** Start of Entries supplied **

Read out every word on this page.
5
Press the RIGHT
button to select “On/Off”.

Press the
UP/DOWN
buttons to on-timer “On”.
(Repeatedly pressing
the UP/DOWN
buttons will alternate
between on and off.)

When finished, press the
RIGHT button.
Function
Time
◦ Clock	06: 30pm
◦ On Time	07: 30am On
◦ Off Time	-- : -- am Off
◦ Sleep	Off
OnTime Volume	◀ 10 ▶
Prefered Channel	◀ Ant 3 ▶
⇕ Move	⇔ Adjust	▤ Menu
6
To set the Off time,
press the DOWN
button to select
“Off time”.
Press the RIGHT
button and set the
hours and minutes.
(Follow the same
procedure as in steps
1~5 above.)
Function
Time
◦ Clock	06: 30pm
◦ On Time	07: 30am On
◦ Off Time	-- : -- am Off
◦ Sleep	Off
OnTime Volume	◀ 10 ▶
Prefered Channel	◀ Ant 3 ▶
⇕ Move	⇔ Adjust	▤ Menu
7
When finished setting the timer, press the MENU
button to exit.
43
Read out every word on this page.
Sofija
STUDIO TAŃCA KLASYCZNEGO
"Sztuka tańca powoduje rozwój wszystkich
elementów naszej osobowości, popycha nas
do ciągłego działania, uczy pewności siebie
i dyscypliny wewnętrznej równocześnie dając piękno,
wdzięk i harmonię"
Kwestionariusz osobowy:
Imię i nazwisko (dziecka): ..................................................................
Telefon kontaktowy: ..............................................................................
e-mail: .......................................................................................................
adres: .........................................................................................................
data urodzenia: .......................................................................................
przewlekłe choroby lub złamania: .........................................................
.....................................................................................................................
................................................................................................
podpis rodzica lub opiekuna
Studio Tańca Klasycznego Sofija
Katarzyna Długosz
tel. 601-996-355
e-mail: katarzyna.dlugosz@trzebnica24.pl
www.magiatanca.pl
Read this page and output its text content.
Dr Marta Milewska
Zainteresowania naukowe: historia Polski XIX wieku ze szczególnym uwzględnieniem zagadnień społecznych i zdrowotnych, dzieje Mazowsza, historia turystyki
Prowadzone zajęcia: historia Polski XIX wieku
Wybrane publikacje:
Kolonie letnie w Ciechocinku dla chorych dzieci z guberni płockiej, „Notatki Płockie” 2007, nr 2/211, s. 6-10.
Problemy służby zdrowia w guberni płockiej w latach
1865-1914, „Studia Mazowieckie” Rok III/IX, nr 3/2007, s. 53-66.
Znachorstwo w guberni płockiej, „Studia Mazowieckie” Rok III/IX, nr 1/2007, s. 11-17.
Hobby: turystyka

** End of Entries supplied **

## Aim of the exercise
Exactly reproduce the material above.

## Task result
Read out every word on this page.
5
Press the RIGHT
button to select “On/Off”.

Press the
UP/DOWN
buttons to on-timer “On”.
(Repeatedly pressing
the UP/DOWN
buttons will alternate
between on and off.)

When finished, press the
RIGHT button.
Function
Time
◦ Clock	06: 30pm
◦ On Time	07: 30am On
◦ Off Time	-- : -- am Off
◦ Sleep	Off
OnTime Volume	◀ 10 ▶
Prefered Channel	◀ Ant 3 ▶
⇕ Move	⇔ Adjust	▤ Menu
6
To set the Off time,
press the DOWN
button to select
“Off time”.
Press the RIGHT
button and set the
hours and minutes.
(Follow the same
procedure as in steps
1~5 above.)
Function
Time
◦ Clock	06: 30pm
◦ On Time	07: 30am On
◦ Off Time	-- : -- am Off
◦ Sleep	Off
OnTime Volume	◀ 10 ▶
Prefered Channel	◀ Ant 3 ▶
⇕ Move	⇔ Adjust	▤ Menu
7
When finished setting the timer, press the MENU
button to exit.
43
Read out every word on this page.
Sofija
STUDIO TAŃCA KLASYCZNEGO
"Sztuka tańca powoduje rozwój wszystkich
elementów naszej osobowości, popycha nas
do ciągłego działania, uczy pewności siebie
i dyscypliny wewnętrznej równocześnie dając piękno,
wdzięk i harmonię"
Kwestionariusz osobowy:
Imię i nazwisko (dziecka): ..................................................................
Telefon kontaktowy: ..............................................................................
e-mail: .......................................................................................................
adres: .........................................................................................................
data urodzenia: .......................................................................................
przewlekłe choroby lub złamania: .........................................................
.....................................................................................................................
................................................................................................
podpis rodzica lub opiekuna
Studio Tańca Klasycznego Sofija
Katarzyna Długosz
tel. 601-996-355
e-mail: katarzyna.dlugosz@trzebnica24.pl
www.magiatanca.pl
Read this page and output its text content.
Dr Marta Milewska
Zainteresowania naukowe: historia Polski XIX wieku ze szczególnym uwzględnieniem zagadnień społecznych i zdrowotnych, dzieje Mazowsza, historia turystyki
Prowadzone zajęcia: historia Polski XIX wieku
Wybrane publikacje:
Kolonie letnie w Ciechocinku dla chorych dzieci z guberni płockiej, „Notatki Płockie” 2007, nr 2/211, s. 6-10.
Problemy służby zdrowia w guberni płockiej w latach
1865-1914, „Studia Mazowieckie” Rok III/IX, nr 3/2007, s. 53-66.
Znachorstwo w guberni płockiej, „Studia Mazowieckie” Rok III/IX, nr 1/2007, s. 11-17.
Hobby: turystyka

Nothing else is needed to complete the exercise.